*Task inputs:*
* * *

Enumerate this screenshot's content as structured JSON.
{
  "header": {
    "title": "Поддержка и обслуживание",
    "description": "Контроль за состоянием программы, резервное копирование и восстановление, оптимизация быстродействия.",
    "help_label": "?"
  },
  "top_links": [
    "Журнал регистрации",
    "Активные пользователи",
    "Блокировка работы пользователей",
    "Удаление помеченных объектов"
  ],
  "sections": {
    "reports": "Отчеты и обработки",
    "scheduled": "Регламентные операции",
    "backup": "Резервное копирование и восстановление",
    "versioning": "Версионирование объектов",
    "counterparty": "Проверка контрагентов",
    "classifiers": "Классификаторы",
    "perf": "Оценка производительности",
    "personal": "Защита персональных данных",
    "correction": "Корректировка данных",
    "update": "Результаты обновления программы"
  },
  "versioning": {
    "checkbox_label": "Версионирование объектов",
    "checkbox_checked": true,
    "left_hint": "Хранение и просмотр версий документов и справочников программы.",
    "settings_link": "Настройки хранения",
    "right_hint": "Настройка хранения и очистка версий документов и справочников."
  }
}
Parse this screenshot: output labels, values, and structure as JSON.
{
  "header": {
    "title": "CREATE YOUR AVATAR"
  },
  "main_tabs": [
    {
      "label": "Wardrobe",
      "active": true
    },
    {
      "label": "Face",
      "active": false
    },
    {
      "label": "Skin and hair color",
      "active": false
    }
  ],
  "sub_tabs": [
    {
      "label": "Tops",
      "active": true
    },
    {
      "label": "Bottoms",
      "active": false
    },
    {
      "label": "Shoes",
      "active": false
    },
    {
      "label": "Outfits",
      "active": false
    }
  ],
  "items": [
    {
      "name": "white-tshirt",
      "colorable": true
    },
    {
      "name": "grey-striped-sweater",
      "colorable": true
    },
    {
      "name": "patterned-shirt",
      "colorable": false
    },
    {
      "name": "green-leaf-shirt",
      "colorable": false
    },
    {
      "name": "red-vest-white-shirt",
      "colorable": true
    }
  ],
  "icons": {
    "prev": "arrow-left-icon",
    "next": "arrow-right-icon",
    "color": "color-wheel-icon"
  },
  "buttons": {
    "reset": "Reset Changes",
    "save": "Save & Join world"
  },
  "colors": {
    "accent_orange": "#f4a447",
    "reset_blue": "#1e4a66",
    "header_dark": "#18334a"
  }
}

* * *

*Exercise description:*
From the entries above, copy each line holding "Версионирование".

*Complete response:*
    "versioning": "Версионирование объектов",
    "checkbox_label": "Версионирование объектов",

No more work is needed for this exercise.